Exercises |
A: In the notes on deep learning for computer vision, what purpose do the 1x1 convolutions that come before the 3x3 and 5x5 convolutions in an Inception module serve? Answer in one to three sentences.
B: Please extend the notes on deep learning for computer vision past their final line, carrying on in the same bulleted style.

--- START OF Extract to read ---

# Deep Learning for Computer Vision

## Image Classification

- Assign a label to an image
- ImageNet Large Scale Visual Recognition Challenge: 1000 different classes

### AlexNet

- Five convolutional layers
- Convolution kernels are 3-dimensional, depth matching the input depth
- Convolution is calculated in two directions (x, y), producing a 2-dimensional output for each kernel
- Kernel sizes: 11x11, 5x5, and three layers of 3x3
- Two position-wise fully connected layers (i.e. 1x1 convolutions) with 4096 outputs and one with 1000 outputs before softmax
- Max pooling to reduce resolution after first, second, and the last convolutional layer
- Data augmentation by mirroring and cropping
- Dropout

### VGGNet

- More layers, e.g. 13 convolutional and 3 fully connected layers
- Smaller kernels, all are sized 3x3

### ResNet

- Even deeper, typically 50 or 101 layers
- Consists of residual blocks that contain two convolutional layers and a bypass connection
- A residual block can achieve identity mapping by zeroing out the layer weights

### Inception

- Consists of nine inception modules
- Each module performs 1x1, 3x3, and 5x5 convolutions and concatenates them in depth dimension
- 1x1 convolutions are also performed to reduce the depth before the 3x3 and 5x5 convolutions

## Object Detection

- Finding and classifying a variable number of objects in an image
- Variable number of outputs: a list of bounding boxes with associated labels (and probabilities for the labels and bounding boxes)

--- END OF Extract to read ---
--- START OF Data listing ---

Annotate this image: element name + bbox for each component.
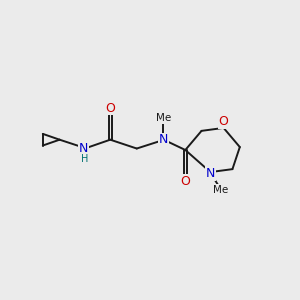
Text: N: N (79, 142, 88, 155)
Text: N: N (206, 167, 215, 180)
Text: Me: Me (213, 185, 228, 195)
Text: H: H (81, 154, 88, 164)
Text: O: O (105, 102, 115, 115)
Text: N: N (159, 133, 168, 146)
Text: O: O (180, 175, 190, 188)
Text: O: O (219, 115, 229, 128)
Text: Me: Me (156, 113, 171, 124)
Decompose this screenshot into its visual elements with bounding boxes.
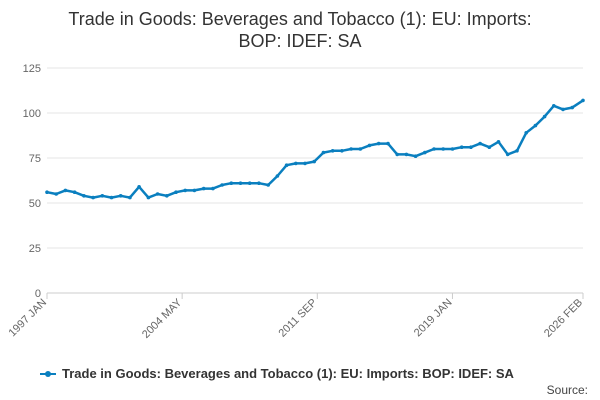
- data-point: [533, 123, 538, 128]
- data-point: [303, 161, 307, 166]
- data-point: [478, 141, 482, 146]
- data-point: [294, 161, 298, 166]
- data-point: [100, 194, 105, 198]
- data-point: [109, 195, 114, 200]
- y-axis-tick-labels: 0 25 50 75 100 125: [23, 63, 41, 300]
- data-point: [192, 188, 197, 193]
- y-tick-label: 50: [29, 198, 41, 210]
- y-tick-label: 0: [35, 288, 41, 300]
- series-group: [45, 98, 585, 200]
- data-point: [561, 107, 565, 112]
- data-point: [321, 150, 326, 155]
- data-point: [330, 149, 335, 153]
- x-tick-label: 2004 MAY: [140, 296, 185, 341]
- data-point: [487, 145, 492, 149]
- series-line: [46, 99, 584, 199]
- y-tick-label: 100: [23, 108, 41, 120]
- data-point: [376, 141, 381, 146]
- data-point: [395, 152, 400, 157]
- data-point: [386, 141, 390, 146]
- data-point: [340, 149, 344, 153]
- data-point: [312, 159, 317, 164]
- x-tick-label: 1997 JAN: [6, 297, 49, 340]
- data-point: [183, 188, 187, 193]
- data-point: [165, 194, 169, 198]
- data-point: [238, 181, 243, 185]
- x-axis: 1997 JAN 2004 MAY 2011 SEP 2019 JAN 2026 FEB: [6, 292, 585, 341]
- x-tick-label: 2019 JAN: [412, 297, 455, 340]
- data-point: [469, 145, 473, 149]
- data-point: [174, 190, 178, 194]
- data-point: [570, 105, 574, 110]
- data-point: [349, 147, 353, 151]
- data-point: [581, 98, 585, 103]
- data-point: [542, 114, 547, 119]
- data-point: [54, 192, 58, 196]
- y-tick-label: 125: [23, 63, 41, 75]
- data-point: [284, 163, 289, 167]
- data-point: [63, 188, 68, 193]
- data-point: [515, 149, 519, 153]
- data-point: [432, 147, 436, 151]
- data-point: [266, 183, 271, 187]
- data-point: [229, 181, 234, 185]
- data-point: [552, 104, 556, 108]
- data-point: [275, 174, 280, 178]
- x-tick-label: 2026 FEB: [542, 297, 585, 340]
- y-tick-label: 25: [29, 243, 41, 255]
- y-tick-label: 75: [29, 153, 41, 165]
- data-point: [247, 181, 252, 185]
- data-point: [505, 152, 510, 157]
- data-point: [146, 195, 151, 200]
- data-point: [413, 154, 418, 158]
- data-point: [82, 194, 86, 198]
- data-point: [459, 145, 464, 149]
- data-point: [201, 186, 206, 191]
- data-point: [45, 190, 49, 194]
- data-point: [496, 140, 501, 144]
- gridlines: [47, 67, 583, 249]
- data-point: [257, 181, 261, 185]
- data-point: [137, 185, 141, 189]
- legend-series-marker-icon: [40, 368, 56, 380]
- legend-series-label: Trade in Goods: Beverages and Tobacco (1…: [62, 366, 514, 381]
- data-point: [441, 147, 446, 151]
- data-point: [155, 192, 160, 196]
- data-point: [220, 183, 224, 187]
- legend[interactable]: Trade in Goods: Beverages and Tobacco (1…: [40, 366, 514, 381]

--- END OF Data listing ---

Task responses |
A: They reduce the depth of the input before the 3x3 and 5x5 convolutions are applied.

B:
### Faster R-CNN

- A CNN is pretrained for image classifications (e.g. ImageNet) and one of its intermediate layers is used as a feature extractor
- A region proposal network (RPN) finds up to a predefined number of regions
- Initially all combinations of given sizes (e.g. 64, 128, 256 pixels) and given ratios between width and height (e.g. 0.5, 1.0, 1.5) are used as reference regions
- RPN learns to predict a probability that a reference region contains an object, and x, y, width, and height offset from the reference
- The extracted features are reused for classifying the regions using a region-based CNN (R-CNN)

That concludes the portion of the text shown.